# [Request]
Exclude all pictures, then copy each of the records exactly as written.

>> start Records for the task

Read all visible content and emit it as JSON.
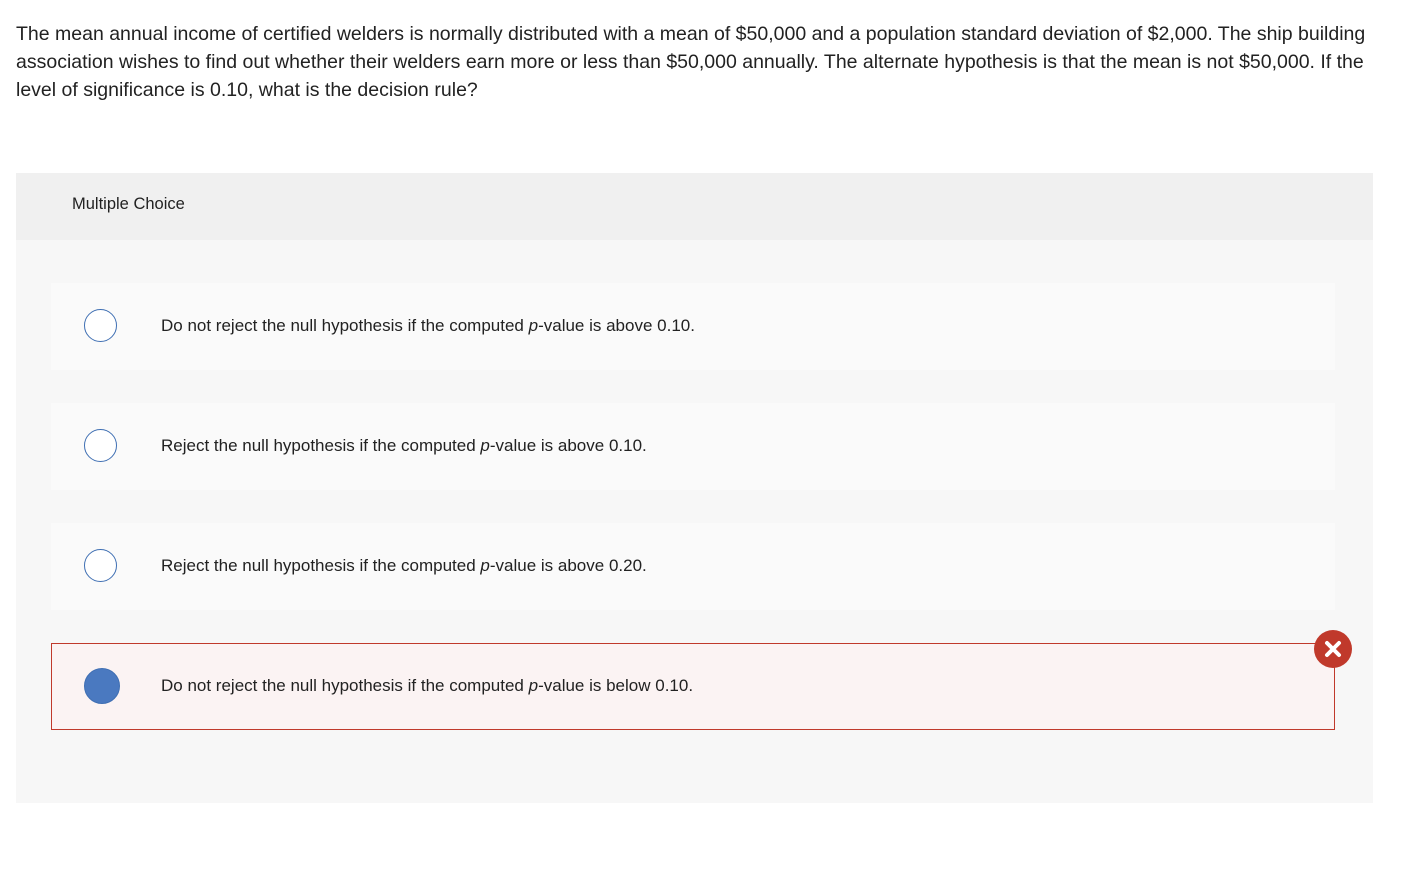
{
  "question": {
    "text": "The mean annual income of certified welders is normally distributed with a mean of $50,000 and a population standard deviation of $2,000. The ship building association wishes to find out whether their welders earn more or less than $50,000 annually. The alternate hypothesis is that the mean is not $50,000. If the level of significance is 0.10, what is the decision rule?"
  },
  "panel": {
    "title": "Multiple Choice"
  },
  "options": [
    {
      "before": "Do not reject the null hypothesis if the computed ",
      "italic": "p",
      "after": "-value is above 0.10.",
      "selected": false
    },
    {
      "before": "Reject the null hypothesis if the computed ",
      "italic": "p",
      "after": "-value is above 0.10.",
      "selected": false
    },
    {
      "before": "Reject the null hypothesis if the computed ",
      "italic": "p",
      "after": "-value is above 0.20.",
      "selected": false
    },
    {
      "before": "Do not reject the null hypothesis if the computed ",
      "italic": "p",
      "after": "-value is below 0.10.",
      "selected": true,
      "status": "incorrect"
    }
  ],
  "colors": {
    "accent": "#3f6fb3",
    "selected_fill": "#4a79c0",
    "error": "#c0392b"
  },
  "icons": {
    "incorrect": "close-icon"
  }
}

>> end Records for the task

# [Output for this exercise]
Read all visible content and emit it as JSON.
{
  "question": {
    "text": "The mean annual income of certified welders is normally distributed with a mean of $50,000 and a population standard deviation of $2,000. The ship building association wishes to find out whether their welders earn more or less than $50,000 annually. The alternate hypothesis is that the mean is not $50,000. If the level of significance is 0.10, what is the decision rule?"
  },
  "panel": {
    "title": "Multiple Choice"
  },
  "options": [
    {
      "before": "Do not reject the null hypothesis if the computed ",
      "italic": "p",
      "after": "-value is above 0.10.",
      "selected": false
    },
    {
      "before": "Reject the null hypothesis if the computed ",
      "italic": "p",
      "after": "-value is above 0.10.",
      "selected": false
    },
    {
      "before": "Reject the null hypothesis if the computed ",
      "italic": "p",
      "after": "-value is above 0.20.",
      "selected": false
    },
    {
      "before": "Do not reject the null hypothesis if the computed ",
      "italic": "p",
      "after": "-value is below 0.10.",
      "selected": true,
      "status": "incorrect"
    }
  ],
  "colors": {
    "accent": "#3f6fb3",
    "selected_fill": "#4a79c0",
    "error": "#c0392b"
  },
  "icons": {
    "incorrect": "close-icon"
  }
}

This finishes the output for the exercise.